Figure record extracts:
--------------------------------------------------

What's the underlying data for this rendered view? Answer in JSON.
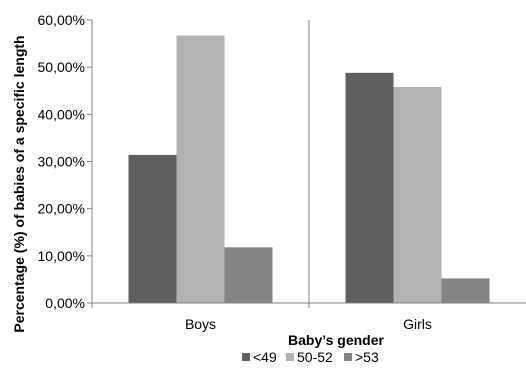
{
  "chart_data": {
    "type": "bar",
    "title": "",
    "xlabel": "Baby’s gender",
    "ylabel": "Percentage (%) of babies of a specific length",
    "categories": [
      "Boys",
      "Girls"
    ],
    "series": [
      {
        "name": "<49",
        "values": [
          31.4,
          48.8
        ],
        "color": "#5f5f5f"
      },
      {
        "name": "50-52",
        "values": [
          56.7,
          45.8
        ],
        "color": "#b2b2b2"
      },
      {
        "name": ">53",
        "values": [
          11.8,
          5.2
        ],
        "color": "#848484"
      }
    ],
    "ylim": [
      0,
      60
    ],
    "yticks": [
      0,
      10,
      20,
      30,
      40,
      50,
      60
    ],
    "ytick_labels": [
      "0,00%",
      "10,00%",
      "20,00%",
      "30,00%",
      "40,00%",
      "50,00%",
      "60,00%"
    ],
    "grid": "vertical category separators",
    "legend_position": "bottom"
  }
}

--------------------------------------------------

**Requirements**: Repeat verbatim all the material, but not the pictures.

**The output**:
What's the underlying data for this rendered view? Answer in JSON.
{
  "chart_data": {
    "type": "bar",
    "title": "",
    "xlabel": "Baby’s gender",
    "ylabel": "Percentage (%) of babies of a specific length",
    "categories": [
      "Boys",
      "Girls"
    ],
    "series": [
      {
        "name": "<49",
        "values": [
          31.4,
          48.8
        ],
        "color": "#5f5f5f"
      },
      {
        "name": "50-52",
        "values": [
          56.7,
          45.8
        ],
        "color": "#b2b2b2"
      },
      {
        "name": ">53",
        "values": [
          11.8,
          5.2
        ],
        "color": "#848484"
      }
    ],
    "ylim": [
      0,
      60
    ],
    "yticks": [
      0,
      10,
      20,
      30,
      40,
      50,
      60
    ],
    "ytick_labels": [
      "0,00%",
      "10,00%",
      "20,00%",
      "30,00%",
      "40,00%",
      "50,00%",
      "60,00%"
    ],
    "grid": "vertical category separators",
    "legend_position": "bottom"
  }
}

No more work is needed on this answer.